## [Excerpted data]

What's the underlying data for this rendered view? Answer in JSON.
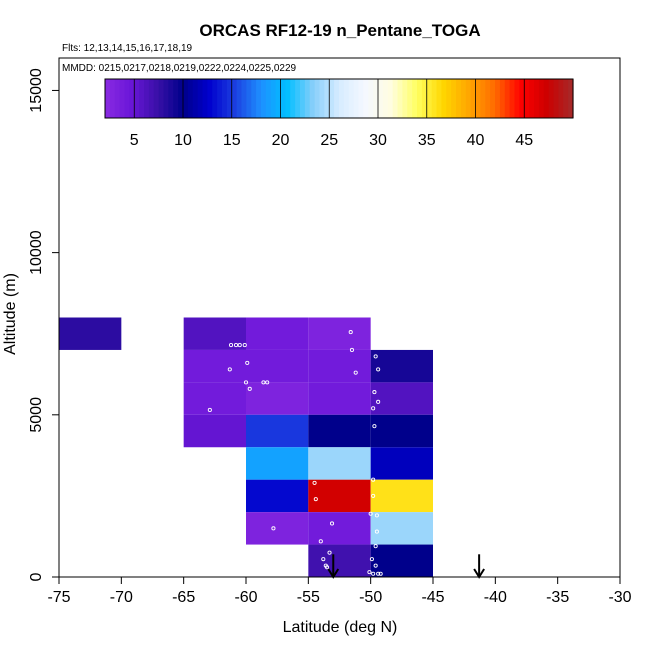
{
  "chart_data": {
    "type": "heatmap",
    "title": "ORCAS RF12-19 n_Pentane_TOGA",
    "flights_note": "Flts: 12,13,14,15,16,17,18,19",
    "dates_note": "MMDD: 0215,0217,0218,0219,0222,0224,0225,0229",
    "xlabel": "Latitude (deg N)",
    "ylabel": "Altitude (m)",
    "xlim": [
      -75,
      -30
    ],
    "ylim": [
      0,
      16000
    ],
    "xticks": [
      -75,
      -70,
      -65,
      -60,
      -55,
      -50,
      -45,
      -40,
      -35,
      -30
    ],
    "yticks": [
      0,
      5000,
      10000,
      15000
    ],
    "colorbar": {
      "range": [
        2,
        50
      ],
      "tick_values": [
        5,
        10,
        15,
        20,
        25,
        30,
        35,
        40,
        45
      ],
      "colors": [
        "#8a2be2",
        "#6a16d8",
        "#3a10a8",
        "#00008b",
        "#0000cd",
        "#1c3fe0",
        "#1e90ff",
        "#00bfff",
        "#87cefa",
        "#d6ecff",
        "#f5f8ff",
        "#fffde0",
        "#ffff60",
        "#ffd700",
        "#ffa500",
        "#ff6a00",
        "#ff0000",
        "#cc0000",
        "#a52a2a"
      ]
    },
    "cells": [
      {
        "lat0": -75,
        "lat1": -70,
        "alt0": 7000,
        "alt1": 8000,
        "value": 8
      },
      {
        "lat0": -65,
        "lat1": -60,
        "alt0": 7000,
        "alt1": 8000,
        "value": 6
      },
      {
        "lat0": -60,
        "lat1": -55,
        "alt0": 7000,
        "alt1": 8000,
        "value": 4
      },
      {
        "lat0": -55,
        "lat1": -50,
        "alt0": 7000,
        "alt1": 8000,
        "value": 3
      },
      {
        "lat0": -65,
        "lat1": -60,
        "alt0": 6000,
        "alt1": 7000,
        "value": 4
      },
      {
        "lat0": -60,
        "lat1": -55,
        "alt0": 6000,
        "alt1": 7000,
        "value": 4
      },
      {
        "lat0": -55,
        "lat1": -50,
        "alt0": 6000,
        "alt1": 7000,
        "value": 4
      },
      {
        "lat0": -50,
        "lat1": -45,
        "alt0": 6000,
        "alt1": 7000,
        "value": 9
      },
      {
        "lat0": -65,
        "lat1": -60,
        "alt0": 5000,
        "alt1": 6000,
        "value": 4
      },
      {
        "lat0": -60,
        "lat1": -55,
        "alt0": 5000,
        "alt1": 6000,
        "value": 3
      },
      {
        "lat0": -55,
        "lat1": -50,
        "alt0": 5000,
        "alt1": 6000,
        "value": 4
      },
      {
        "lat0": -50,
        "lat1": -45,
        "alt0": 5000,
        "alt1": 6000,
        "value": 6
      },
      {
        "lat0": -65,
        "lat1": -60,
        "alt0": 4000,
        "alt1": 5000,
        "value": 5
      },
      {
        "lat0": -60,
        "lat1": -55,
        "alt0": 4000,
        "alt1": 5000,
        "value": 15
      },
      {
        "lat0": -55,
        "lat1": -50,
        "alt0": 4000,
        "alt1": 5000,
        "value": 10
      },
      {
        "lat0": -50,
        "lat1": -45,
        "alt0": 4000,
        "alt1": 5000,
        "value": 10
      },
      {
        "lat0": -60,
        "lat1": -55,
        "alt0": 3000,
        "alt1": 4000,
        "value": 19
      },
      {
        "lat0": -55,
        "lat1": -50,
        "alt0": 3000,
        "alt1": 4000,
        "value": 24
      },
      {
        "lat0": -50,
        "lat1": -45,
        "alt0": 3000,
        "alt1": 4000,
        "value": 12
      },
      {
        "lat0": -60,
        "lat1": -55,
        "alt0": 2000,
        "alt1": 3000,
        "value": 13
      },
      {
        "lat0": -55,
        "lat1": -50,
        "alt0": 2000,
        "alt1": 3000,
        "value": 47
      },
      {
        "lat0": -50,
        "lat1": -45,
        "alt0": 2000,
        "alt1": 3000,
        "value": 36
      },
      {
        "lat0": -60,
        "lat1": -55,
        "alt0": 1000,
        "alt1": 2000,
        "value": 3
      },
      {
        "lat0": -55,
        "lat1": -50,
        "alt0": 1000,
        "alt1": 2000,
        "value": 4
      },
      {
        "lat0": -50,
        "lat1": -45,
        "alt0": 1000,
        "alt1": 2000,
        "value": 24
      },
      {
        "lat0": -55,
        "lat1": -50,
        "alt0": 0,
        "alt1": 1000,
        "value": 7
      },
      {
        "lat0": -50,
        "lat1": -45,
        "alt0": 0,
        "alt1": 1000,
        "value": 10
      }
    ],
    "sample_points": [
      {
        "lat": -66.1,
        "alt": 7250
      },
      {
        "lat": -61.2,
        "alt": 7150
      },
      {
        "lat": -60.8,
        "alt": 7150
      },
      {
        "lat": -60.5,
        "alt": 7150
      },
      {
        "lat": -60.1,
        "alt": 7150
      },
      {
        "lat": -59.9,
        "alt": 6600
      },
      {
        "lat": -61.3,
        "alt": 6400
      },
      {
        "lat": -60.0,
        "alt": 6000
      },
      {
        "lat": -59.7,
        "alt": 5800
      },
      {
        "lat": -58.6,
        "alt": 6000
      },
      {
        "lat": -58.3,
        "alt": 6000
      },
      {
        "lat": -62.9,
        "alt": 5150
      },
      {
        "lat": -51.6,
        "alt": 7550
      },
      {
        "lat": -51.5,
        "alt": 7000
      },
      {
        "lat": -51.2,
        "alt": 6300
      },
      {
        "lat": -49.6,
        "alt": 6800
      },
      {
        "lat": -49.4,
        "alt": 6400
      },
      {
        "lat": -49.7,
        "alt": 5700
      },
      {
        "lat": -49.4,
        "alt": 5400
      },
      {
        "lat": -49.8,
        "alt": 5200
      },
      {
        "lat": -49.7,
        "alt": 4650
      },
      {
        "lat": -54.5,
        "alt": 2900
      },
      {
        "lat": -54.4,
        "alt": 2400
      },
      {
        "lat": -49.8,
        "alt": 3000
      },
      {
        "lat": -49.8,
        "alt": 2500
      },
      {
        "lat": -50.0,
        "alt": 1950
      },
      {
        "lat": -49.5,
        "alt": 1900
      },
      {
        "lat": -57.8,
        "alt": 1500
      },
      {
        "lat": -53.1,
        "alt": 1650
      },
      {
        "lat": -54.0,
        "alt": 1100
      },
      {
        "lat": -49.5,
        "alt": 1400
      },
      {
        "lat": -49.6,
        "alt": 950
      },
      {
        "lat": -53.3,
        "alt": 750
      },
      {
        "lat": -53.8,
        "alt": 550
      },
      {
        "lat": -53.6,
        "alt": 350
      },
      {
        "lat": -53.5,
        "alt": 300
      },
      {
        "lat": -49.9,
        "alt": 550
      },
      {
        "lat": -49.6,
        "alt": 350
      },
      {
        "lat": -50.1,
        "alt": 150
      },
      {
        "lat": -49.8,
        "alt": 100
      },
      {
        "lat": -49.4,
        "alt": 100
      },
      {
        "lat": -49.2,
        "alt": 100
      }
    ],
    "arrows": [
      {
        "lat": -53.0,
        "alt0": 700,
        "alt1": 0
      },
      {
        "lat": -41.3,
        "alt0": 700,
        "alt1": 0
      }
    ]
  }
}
* * *
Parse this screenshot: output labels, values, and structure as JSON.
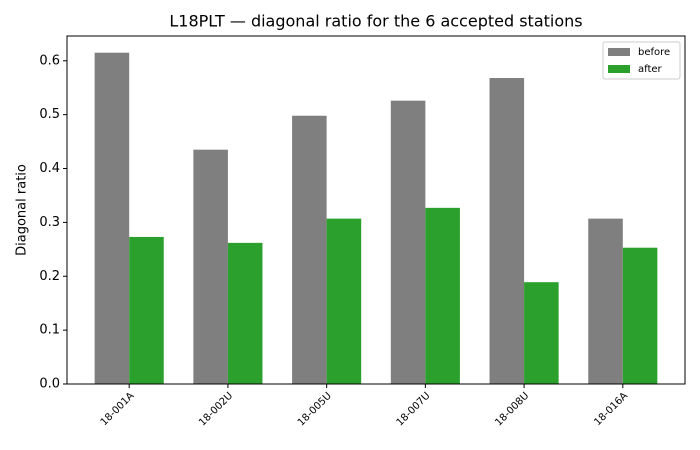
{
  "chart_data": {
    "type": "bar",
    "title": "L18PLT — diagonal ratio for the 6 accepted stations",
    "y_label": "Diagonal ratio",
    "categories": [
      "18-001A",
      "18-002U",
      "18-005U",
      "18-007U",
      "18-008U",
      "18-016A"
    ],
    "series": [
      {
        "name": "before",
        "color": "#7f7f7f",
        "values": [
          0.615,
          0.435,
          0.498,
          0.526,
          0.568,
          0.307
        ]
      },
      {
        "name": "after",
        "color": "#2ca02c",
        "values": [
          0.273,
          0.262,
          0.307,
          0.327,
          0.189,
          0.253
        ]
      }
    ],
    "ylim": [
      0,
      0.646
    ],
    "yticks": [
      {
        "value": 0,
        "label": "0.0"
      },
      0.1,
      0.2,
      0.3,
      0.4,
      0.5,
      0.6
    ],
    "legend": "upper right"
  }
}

## [Short problem]
From the entries above, copy every line containing the word "ratio".

## [The solution]
    "title": "L18PLT — diagonal ratio for the 6 accepted stations",
    "y_label": "Diagonal ratio",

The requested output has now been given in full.